* START Data supplied *

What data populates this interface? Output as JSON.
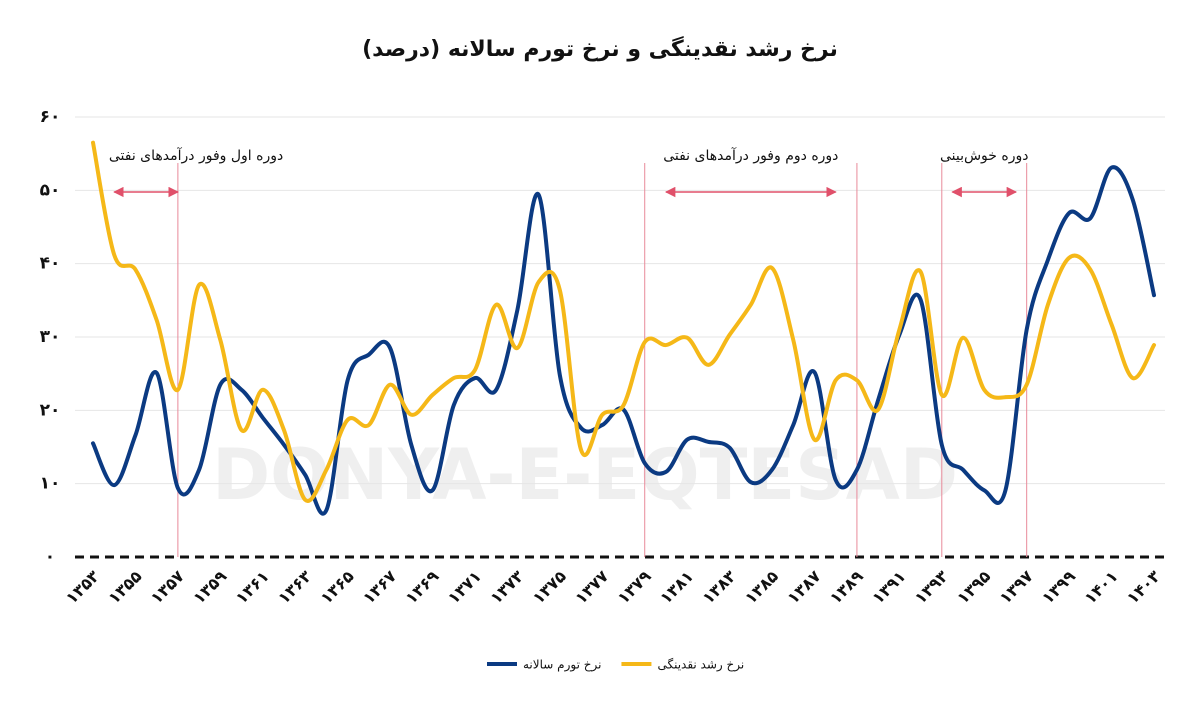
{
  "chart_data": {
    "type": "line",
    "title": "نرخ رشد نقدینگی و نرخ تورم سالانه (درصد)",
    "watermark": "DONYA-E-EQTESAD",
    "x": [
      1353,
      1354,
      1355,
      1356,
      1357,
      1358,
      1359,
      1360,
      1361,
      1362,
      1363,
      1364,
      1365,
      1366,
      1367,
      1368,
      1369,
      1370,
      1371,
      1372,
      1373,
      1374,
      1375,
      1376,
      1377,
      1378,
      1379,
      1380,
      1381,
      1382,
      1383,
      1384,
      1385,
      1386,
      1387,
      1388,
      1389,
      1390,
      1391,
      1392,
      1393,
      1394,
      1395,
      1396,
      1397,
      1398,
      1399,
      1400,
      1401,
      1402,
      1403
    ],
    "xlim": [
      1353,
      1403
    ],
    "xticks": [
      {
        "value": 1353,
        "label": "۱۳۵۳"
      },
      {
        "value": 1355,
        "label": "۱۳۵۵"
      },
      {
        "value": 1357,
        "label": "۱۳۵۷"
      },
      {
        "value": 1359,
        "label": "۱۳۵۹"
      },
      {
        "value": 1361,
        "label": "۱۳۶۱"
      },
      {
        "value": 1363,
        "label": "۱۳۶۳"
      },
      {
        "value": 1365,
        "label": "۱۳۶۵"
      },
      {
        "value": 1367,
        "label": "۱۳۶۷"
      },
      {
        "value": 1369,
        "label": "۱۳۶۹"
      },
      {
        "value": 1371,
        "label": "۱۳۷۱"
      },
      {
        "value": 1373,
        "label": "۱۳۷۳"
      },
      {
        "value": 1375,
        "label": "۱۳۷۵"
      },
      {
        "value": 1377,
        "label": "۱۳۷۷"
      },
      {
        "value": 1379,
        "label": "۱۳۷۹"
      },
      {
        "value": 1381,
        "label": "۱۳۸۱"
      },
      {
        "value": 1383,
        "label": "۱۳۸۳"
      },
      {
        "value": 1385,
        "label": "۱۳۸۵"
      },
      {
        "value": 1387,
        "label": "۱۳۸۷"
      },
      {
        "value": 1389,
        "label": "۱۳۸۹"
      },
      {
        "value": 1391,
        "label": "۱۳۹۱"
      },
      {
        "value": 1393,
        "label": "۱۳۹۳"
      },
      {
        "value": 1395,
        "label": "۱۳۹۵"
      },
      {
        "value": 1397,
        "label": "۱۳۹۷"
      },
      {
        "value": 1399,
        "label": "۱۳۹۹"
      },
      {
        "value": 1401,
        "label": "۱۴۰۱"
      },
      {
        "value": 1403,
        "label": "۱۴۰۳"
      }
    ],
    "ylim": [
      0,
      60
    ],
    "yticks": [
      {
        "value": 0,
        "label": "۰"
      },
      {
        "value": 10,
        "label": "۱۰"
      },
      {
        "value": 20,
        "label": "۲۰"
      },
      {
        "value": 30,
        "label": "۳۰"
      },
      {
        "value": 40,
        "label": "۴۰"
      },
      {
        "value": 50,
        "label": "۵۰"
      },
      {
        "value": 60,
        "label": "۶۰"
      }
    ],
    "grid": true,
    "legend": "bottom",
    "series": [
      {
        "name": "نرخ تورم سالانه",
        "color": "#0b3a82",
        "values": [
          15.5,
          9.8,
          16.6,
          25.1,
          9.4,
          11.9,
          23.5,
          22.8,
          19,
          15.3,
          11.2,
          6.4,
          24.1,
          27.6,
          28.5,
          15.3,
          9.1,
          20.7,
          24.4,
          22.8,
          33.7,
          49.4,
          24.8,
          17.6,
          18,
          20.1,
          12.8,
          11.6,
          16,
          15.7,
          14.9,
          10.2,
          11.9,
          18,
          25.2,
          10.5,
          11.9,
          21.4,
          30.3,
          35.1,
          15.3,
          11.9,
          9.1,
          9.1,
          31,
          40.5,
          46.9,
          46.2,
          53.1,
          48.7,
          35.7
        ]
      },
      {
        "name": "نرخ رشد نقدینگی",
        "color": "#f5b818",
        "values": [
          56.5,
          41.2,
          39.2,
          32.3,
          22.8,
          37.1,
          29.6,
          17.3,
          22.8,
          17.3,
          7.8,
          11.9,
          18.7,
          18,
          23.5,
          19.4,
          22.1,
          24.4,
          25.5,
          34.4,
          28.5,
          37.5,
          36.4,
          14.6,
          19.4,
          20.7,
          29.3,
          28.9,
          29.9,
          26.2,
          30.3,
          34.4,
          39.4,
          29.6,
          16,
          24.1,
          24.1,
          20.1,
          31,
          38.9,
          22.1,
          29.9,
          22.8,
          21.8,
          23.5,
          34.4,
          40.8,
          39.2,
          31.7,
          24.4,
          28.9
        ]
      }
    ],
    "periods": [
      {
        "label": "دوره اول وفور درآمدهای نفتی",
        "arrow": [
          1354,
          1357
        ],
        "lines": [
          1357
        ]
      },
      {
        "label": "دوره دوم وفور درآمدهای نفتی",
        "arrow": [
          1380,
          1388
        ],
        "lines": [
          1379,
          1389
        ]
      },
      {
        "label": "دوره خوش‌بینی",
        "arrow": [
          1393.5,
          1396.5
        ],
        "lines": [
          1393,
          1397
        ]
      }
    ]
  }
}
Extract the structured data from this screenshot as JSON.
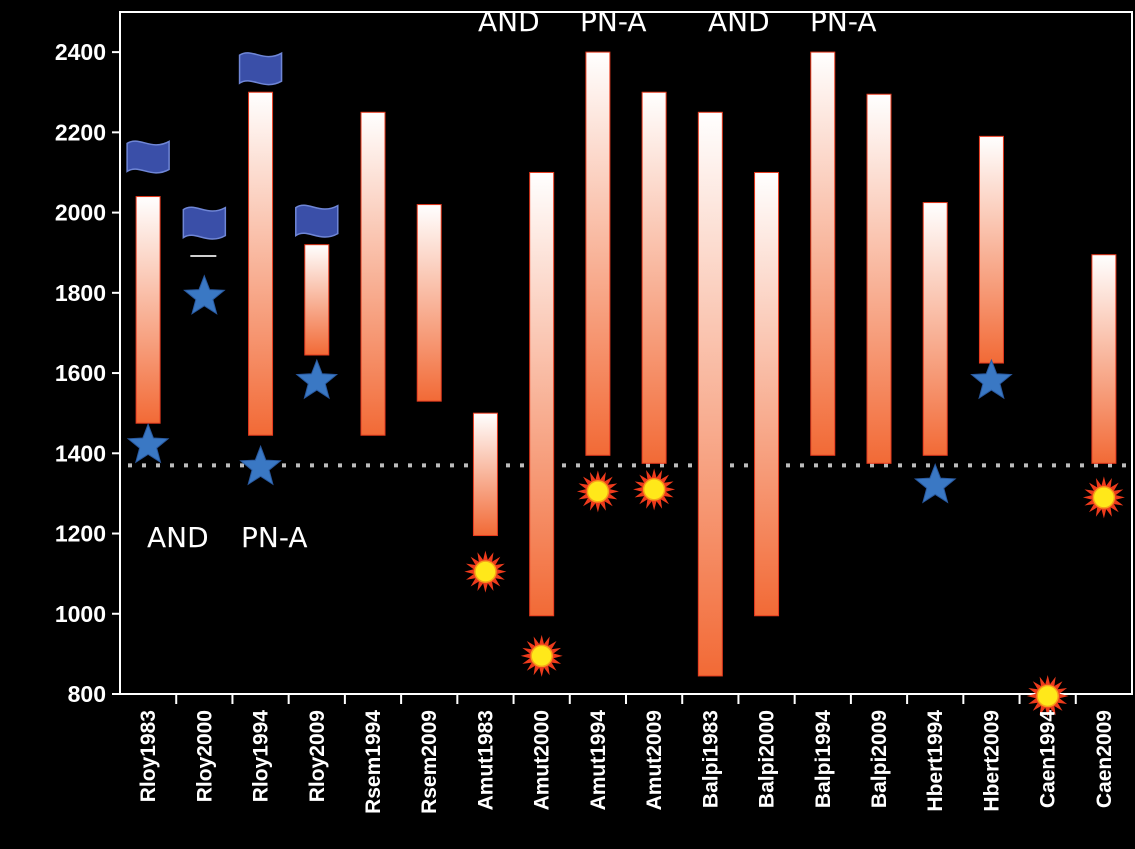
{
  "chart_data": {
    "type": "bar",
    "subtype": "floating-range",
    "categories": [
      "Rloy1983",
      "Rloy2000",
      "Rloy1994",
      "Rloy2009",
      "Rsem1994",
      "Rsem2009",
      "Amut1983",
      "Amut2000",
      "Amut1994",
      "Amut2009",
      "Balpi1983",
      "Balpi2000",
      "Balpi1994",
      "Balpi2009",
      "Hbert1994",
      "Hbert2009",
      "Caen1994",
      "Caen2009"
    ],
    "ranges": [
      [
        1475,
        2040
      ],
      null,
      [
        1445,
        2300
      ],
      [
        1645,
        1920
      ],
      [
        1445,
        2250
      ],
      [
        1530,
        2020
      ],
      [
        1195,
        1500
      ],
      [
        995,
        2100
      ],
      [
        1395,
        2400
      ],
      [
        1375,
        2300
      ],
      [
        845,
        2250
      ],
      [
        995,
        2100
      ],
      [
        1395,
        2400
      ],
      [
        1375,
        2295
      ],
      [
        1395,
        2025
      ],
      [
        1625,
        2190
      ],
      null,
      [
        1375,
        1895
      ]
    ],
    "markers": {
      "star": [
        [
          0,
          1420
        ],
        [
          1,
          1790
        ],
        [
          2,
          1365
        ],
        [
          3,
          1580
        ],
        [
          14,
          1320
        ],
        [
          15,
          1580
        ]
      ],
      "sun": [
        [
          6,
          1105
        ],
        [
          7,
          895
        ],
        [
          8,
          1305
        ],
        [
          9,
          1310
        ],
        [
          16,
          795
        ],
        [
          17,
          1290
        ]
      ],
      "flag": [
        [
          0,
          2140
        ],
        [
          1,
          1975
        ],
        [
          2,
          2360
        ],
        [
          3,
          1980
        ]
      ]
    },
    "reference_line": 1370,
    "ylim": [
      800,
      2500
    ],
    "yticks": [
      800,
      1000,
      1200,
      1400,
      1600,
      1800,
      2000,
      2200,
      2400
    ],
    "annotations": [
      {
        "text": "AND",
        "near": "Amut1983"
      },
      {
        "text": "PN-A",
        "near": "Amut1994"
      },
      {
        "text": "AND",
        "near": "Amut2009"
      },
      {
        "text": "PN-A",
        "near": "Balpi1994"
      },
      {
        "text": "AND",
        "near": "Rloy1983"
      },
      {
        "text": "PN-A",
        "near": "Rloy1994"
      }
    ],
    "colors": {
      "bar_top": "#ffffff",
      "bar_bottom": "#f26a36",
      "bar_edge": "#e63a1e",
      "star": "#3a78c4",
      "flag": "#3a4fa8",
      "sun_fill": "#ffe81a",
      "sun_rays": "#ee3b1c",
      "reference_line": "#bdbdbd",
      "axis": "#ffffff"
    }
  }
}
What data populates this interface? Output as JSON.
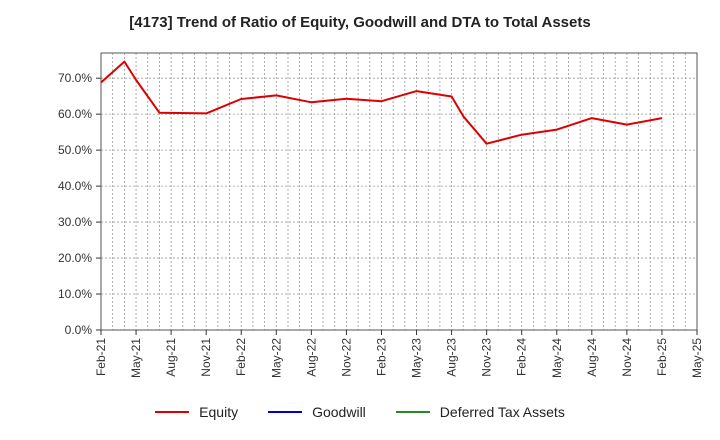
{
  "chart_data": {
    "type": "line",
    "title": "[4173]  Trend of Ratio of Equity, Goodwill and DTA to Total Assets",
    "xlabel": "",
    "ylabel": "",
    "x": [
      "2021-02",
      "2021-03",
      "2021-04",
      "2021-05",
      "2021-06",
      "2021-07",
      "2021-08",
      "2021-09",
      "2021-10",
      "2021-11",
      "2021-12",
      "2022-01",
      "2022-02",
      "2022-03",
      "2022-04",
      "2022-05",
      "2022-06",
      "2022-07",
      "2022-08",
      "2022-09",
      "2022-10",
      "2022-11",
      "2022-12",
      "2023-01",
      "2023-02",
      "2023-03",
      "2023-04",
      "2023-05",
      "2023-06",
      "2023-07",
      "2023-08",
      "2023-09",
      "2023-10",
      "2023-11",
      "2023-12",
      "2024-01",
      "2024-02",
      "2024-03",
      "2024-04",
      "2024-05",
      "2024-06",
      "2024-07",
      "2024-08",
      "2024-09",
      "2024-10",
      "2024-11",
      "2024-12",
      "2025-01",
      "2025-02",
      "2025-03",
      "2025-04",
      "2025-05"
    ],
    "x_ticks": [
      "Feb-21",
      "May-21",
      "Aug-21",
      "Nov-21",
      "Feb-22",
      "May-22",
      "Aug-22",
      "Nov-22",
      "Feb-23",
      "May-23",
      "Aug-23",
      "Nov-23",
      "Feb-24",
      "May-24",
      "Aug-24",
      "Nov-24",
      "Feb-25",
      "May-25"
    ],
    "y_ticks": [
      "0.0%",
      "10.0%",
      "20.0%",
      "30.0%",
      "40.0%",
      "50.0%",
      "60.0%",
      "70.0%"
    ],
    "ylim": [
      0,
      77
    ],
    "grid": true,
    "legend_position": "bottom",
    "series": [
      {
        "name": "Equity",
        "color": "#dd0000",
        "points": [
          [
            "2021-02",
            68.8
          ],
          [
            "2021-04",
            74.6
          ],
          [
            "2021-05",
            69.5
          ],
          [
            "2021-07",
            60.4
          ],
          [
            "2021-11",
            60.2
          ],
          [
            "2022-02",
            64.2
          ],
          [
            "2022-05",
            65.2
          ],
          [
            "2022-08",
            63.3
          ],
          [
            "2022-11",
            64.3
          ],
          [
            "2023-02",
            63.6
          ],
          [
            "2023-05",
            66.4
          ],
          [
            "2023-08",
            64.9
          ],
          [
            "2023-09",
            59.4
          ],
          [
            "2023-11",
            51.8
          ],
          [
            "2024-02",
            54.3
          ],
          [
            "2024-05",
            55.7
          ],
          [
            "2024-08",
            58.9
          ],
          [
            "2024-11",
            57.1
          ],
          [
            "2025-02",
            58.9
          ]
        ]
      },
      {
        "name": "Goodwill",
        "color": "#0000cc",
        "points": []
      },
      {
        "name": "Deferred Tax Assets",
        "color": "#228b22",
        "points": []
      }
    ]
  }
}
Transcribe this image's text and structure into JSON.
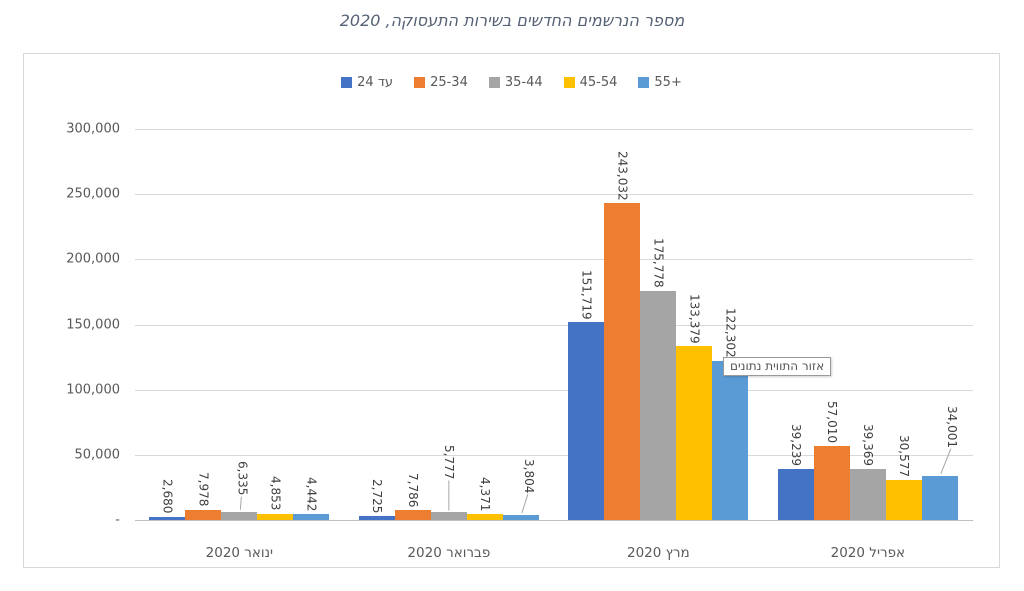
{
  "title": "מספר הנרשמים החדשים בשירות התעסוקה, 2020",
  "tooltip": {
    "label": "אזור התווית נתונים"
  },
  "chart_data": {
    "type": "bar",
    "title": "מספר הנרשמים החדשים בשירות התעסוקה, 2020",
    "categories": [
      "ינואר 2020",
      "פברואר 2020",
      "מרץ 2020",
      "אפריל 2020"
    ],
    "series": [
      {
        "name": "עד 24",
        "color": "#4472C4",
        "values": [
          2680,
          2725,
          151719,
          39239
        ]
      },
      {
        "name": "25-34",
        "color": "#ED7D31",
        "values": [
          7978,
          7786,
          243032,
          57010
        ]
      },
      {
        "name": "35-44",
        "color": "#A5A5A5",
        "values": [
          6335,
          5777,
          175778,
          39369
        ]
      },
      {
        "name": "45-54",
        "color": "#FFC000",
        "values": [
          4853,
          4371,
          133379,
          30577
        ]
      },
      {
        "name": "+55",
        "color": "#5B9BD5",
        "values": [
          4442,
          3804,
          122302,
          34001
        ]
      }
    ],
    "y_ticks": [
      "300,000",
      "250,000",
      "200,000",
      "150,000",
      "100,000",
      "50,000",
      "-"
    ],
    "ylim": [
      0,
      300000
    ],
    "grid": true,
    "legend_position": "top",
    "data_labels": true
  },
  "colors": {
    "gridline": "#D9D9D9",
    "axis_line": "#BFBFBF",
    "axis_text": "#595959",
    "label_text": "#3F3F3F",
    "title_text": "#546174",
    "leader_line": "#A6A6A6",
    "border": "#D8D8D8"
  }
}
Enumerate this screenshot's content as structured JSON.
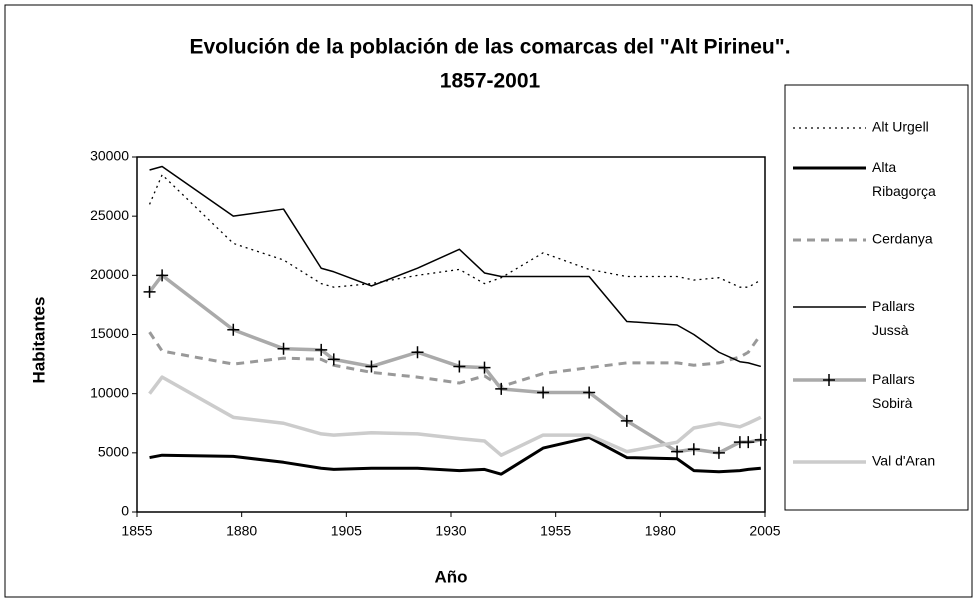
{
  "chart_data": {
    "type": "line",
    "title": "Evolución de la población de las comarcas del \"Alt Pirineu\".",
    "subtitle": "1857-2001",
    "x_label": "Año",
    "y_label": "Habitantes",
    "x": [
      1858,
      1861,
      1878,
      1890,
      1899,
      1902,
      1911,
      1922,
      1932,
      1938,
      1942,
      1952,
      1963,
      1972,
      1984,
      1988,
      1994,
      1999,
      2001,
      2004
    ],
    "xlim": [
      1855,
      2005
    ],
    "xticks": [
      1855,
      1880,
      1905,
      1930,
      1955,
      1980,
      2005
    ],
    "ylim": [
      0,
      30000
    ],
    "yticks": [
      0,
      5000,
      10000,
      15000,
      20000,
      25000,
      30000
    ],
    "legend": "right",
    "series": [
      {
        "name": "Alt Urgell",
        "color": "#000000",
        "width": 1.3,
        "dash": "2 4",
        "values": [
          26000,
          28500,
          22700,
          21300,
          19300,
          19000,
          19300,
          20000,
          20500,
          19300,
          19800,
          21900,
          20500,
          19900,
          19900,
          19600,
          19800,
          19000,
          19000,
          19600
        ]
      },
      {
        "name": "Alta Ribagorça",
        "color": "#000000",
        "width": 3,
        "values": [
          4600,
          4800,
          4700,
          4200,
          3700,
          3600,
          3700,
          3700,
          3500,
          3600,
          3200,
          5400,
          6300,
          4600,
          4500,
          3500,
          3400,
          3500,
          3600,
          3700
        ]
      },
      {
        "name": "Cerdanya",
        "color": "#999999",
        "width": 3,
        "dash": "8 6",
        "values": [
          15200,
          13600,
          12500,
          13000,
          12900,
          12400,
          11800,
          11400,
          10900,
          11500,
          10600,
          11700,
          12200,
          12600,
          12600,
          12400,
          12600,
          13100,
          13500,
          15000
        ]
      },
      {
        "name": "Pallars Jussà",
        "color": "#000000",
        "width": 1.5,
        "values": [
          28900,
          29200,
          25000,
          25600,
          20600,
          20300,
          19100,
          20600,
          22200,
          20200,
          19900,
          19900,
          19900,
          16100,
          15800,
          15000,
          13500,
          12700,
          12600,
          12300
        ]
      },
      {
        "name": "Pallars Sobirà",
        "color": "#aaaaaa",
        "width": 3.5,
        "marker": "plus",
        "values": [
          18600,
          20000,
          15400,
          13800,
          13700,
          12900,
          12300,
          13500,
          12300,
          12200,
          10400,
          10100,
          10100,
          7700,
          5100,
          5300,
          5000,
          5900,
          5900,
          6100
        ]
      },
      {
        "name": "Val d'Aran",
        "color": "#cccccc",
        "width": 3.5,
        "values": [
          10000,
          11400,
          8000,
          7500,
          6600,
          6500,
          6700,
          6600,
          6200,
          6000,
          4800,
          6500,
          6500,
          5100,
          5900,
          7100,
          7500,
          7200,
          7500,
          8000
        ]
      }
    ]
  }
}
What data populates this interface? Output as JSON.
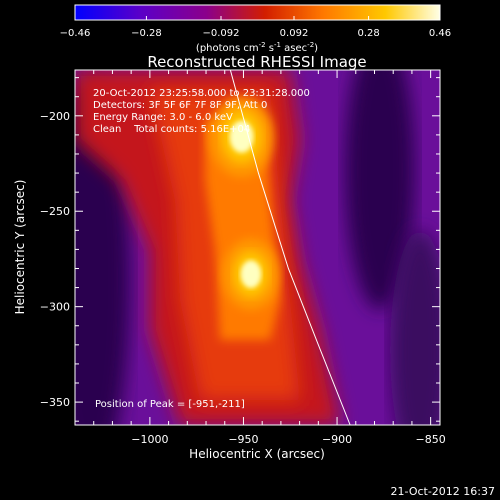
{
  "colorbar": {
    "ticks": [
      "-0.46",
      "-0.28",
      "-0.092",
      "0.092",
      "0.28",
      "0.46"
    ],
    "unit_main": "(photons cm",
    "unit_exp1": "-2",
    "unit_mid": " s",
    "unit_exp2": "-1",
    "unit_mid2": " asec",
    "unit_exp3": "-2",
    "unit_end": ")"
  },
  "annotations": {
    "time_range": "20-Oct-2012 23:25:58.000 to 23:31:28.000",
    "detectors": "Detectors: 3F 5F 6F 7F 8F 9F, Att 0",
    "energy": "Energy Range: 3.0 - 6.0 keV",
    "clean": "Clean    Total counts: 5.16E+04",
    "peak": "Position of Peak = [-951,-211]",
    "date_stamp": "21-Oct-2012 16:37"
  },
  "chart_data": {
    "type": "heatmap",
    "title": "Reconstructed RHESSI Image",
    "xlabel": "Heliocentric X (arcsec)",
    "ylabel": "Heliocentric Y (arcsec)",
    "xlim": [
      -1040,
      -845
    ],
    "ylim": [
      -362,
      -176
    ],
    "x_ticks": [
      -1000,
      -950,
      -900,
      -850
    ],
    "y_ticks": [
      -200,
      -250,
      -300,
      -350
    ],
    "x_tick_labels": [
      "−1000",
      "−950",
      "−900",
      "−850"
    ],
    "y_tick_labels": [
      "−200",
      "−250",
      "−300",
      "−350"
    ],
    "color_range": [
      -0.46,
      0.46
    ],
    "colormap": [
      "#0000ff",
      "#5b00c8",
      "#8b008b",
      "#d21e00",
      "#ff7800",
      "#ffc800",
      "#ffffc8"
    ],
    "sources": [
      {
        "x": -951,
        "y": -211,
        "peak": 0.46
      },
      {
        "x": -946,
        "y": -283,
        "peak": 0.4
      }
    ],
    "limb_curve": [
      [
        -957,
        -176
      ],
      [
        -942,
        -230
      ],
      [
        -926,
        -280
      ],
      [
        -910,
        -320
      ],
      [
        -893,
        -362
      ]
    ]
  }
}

* END Data supplied *

**Task details**
Check each line of the records above for the string "Goodwill", and report every line that has it.

**Written response**
    "title": "[4173]  Trend of Ratio of Equity, Goodwill and DTA to Total Assets",
        "name": "Goodwill",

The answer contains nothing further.